Read through the records below and copy each line that uses the word "xlabel".

* START *

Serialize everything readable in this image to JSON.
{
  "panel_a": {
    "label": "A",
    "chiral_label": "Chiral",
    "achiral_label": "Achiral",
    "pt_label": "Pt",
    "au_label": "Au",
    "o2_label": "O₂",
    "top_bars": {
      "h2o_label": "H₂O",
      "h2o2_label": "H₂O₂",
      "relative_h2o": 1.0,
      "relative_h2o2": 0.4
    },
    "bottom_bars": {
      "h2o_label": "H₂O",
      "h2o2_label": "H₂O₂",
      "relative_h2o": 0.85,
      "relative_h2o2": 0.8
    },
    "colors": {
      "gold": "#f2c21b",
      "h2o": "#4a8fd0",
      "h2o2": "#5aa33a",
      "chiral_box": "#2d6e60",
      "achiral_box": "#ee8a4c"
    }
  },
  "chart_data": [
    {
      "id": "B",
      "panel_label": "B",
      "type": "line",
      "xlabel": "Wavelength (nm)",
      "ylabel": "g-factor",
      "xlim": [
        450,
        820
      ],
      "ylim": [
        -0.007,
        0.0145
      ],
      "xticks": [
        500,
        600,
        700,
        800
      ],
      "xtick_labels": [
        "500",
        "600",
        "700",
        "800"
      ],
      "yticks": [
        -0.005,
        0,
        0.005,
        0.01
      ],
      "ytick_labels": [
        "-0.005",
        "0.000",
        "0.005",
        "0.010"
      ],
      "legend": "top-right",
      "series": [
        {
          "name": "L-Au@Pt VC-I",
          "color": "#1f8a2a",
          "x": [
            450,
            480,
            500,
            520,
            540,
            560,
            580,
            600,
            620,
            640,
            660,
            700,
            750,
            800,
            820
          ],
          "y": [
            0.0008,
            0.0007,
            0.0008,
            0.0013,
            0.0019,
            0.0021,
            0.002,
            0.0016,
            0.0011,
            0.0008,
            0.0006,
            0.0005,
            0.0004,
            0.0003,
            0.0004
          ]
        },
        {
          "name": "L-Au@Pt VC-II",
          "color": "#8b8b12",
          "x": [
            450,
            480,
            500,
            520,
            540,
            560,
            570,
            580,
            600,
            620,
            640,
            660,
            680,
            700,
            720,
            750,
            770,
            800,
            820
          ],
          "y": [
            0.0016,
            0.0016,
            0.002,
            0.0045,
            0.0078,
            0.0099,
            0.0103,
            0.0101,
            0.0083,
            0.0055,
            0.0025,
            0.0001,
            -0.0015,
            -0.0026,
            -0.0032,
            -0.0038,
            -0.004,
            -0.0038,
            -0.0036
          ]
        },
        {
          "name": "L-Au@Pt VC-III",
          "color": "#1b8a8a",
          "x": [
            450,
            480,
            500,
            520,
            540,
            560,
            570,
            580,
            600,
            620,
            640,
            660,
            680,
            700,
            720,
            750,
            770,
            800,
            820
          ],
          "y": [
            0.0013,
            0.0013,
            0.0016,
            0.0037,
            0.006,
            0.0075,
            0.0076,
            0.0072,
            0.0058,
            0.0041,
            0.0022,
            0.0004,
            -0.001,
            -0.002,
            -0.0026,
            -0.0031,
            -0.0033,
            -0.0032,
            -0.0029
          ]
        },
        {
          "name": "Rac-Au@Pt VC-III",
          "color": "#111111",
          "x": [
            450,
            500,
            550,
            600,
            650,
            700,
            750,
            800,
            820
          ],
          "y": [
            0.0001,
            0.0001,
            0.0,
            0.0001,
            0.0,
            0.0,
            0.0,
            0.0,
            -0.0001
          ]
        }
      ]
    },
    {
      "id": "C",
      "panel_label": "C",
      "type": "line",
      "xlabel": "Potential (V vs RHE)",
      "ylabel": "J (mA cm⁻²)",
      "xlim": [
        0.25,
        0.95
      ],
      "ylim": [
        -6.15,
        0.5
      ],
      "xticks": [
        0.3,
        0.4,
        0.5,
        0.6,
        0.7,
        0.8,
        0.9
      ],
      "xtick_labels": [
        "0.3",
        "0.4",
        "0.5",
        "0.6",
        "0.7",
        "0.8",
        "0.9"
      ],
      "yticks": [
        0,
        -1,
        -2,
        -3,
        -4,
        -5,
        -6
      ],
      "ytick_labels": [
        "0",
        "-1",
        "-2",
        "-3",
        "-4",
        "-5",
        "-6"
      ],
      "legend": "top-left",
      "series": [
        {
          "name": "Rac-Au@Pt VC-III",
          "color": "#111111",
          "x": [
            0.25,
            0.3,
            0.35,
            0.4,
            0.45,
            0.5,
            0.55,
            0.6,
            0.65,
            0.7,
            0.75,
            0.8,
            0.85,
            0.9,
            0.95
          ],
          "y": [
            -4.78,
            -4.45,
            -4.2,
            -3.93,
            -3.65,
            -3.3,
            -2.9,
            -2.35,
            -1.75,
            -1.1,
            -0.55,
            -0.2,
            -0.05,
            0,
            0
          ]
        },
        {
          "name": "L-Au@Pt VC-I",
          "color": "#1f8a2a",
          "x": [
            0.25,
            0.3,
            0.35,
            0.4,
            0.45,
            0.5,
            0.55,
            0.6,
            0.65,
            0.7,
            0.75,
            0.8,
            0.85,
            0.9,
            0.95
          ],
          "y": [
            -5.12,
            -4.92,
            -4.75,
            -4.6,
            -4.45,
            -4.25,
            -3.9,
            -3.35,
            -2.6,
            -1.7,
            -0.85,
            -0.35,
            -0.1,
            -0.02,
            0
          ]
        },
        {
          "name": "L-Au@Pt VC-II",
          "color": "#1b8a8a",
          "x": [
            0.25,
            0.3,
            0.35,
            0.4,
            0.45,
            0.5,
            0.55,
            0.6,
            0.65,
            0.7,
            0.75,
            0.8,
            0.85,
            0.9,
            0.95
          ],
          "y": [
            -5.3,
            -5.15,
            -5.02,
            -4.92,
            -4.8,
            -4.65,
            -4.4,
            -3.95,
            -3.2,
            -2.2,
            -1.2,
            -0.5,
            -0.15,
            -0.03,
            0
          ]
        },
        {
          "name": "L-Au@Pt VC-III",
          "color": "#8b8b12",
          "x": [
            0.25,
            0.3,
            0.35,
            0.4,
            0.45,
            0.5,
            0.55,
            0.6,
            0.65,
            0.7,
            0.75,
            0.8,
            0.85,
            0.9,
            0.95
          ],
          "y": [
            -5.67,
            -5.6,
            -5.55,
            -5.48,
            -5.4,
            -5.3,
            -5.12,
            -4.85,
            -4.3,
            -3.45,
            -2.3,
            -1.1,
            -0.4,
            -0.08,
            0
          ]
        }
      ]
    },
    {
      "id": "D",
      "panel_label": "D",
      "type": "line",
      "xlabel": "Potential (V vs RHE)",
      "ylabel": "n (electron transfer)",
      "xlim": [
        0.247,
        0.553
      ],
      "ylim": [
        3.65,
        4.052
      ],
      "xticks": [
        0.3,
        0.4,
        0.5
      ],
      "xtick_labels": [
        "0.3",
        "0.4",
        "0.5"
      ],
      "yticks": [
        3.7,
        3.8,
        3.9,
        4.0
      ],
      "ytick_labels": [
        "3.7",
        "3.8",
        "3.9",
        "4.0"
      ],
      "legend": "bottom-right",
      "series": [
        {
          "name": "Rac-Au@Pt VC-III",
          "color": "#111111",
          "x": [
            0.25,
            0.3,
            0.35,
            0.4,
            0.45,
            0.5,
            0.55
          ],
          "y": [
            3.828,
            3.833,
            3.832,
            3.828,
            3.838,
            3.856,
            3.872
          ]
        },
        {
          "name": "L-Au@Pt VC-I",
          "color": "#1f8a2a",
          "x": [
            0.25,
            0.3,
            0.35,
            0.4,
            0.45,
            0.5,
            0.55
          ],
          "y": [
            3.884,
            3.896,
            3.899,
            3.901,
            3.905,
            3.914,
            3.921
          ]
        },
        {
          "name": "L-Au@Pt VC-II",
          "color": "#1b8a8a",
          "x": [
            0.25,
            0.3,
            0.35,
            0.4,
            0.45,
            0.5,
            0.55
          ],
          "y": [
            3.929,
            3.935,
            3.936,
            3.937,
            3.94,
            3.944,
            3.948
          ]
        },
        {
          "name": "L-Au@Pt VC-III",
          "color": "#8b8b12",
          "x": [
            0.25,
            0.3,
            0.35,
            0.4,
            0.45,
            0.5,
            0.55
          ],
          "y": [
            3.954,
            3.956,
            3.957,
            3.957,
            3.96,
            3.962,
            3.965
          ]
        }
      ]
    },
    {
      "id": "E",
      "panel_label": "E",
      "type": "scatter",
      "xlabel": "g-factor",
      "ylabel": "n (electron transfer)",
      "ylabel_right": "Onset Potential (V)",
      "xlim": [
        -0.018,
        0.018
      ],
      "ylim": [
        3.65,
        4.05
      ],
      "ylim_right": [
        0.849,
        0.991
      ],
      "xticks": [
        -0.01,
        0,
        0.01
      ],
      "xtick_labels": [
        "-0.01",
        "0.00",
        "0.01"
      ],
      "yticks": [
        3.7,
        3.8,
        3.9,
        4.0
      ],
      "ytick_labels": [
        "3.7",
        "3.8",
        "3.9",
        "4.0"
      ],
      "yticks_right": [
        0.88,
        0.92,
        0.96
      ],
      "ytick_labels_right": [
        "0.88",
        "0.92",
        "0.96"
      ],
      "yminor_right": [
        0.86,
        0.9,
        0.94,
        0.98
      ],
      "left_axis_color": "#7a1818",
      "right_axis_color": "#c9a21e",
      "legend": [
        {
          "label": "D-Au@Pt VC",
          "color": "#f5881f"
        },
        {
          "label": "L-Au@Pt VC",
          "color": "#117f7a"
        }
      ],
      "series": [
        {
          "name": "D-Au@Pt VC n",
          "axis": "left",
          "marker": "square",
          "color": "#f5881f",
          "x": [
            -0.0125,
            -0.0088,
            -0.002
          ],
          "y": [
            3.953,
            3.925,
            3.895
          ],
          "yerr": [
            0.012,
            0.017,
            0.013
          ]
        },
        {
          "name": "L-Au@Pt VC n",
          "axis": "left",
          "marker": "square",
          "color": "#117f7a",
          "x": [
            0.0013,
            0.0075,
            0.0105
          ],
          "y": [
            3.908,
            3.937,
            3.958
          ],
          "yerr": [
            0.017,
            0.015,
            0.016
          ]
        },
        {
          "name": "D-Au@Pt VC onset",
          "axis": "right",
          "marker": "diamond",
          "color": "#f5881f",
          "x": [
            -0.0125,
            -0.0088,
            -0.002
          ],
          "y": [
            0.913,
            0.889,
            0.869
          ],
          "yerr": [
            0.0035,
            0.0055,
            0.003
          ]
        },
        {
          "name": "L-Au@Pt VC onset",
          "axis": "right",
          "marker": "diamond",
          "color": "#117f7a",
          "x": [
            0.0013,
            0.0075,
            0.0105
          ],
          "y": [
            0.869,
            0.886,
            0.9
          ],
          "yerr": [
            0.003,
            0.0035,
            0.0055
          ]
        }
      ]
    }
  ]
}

* END *

→ **Expected answer**
      "xlabel": "Wavelength (nm)",
      "xlabel": "Potential (V vs RHE)",
      "xlabel": "Potential (V vs RHE)",
      "xlabel": "g-factor",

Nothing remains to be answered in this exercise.